* _Stated exercise_
Can you reproduce the rows word for word, starting with the first row and ending with the row that contains "y-tick-label: 10: [80, 176, 100, 196]", including both?

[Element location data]
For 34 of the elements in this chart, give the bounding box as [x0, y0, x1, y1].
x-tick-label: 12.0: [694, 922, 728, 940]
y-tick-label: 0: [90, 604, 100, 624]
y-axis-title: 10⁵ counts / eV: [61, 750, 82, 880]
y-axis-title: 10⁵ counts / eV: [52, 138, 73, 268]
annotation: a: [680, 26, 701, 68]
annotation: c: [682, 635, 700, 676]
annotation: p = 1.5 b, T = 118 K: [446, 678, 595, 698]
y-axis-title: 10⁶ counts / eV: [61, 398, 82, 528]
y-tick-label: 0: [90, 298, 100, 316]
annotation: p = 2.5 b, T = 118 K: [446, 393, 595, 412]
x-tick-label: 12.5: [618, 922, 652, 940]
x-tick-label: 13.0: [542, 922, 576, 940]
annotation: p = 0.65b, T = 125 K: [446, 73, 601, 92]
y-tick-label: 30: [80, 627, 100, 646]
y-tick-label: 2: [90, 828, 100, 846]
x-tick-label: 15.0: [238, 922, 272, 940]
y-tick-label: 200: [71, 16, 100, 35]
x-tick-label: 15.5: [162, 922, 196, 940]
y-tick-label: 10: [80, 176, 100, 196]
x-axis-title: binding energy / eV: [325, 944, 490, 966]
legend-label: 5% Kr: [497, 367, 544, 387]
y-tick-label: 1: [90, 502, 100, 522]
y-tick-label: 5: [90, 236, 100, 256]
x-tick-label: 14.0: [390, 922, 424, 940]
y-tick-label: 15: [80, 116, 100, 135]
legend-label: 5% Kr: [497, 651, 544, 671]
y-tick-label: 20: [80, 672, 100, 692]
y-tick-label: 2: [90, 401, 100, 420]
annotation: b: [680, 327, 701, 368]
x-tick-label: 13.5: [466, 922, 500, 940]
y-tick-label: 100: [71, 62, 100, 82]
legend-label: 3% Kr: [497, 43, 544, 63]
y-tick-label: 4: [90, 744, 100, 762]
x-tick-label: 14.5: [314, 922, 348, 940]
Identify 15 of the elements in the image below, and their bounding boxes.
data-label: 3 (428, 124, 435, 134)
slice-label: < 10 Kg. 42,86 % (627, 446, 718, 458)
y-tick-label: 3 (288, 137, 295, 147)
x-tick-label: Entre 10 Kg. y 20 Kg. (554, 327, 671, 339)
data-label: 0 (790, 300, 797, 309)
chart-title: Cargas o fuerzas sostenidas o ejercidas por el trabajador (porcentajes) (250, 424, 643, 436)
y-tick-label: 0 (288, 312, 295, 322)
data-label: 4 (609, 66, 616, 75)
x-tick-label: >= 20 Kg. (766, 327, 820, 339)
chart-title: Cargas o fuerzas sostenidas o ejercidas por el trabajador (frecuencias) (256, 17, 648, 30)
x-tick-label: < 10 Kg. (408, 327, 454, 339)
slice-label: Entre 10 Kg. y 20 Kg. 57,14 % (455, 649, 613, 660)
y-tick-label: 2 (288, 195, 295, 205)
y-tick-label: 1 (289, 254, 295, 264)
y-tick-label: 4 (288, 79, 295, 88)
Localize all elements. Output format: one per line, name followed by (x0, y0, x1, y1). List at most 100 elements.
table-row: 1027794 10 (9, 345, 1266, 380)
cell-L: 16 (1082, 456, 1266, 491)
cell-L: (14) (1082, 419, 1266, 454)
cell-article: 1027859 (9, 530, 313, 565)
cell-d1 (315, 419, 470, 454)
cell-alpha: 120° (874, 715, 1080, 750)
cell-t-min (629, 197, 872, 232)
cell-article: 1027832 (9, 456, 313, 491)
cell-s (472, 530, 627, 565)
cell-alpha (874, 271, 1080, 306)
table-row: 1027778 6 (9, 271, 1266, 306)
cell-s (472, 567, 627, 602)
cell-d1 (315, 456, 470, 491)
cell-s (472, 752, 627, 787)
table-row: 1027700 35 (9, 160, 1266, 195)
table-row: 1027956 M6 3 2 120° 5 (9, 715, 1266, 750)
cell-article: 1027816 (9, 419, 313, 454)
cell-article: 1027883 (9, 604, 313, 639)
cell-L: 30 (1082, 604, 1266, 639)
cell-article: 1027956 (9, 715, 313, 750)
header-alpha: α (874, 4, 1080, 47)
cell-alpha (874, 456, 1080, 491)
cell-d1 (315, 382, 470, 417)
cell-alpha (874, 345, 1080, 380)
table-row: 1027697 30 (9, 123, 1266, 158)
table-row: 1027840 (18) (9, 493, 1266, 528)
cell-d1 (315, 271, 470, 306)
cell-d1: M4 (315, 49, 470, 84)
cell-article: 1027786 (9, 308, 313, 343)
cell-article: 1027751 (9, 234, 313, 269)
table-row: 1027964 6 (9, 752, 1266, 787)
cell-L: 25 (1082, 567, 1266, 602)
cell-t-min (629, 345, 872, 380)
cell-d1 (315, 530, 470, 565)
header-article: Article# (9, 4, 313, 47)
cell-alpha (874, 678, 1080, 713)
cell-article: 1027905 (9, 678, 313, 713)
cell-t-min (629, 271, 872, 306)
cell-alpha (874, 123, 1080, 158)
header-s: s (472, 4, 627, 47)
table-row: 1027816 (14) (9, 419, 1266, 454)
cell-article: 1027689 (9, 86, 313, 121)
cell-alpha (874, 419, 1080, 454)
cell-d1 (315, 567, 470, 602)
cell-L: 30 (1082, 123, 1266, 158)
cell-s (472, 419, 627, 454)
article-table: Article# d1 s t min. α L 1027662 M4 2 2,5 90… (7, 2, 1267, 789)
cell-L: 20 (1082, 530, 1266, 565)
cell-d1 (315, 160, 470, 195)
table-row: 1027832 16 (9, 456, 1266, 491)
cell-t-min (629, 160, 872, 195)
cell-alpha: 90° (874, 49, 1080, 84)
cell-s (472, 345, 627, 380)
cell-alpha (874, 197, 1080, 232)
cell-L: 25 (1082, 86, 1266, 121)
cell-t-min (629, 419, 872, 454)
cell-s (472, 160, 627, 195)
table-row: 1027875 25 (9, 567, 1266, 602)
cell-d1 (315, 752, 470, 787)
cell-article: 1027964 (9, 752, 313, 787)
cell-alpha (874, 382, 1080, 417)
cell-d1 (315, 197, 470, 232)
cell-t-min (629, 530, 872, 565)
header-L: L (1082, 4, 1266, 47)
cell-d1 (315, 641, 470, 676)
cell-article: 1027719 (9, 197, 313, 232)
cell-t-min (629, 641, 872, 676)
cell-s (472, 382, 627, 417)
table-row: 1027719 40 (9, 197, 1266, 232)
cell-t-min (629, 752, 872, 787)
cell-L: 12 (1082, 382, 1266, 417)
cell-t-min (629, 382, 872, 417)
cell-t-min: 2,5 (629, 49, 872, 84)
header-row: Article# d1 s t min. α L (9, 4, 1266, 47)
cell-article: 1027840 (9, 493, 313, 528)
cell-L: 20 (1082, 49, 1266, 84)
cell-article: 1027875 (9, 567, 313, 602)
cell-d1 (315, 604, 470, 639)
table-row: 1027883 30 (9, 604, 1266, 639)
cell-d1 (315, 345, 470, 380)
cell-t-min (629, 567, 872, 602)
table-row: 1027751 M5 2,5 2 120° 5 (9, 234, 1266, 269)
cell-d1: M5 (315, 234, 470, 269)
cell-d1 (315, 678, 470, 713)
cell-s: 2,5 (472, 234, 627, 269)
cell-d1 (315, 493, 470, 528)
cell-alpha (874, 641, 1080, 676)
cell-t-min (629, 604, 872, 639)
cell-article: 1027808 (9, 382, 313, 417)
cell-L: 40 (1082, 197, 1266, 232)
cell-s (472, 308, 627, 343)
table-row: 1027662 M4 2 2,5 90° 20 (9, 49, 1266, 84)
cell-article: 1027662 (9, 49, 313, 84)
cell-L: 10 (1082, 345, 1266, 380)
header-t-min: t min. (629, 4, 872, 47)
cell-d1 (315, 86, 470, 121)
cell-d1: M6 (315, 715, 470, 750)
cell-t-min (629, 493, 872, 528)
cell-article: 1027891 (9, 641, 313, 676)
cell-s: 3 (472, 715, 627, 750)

* _Answer to this task_
For 34 of the elements in this chart, give the bounding box as [x0, y0, x1, y1].
x-tick-label: 12.0: [694, 922, 728, 940]
y-tick-label: 0: [90, 604, 100, 624]
y-axis-title: 10⁵ counts / eV: [61, 750, 82, 880]
y-axis-title: 10⁵ counts / eV: [52, 138, 73, 268]
annotation: a: [680, 26, 701, 68]
annotation: c: [682, 635, 700, 676]
annotation: p = 1.5 b, T = 118 K: [446, 678, 595, 698]
y-axis-title: 10⁶ counts / eV: [61, 398, 82, 528]
y-tick-label: 0: [90, 298, 100, 316]
annotation: p = 2.5 b, T = 118 K: [446, 393, 595, 412]
x-tick-label: 12.5: [618, 922, 652, 940]
x-tick-label: 13.0: [542, 922, 576, 940]
annotation: p = 0.65b, T = 125 K: [446, 73, 601, 92]
y-tick-label: 30: [80, 627, 100, 646]
y-tick-label: 2: [90, 828, 100, 846]
x-tick-label: 15.0: [238, 922, 272, 940]
y-tick-label: 200: [71, 16, 100, 35]
x-tick-label: 15.5: [162, 922, 196, 940]
y-tick-label: 10: [80, 176, 100, 196]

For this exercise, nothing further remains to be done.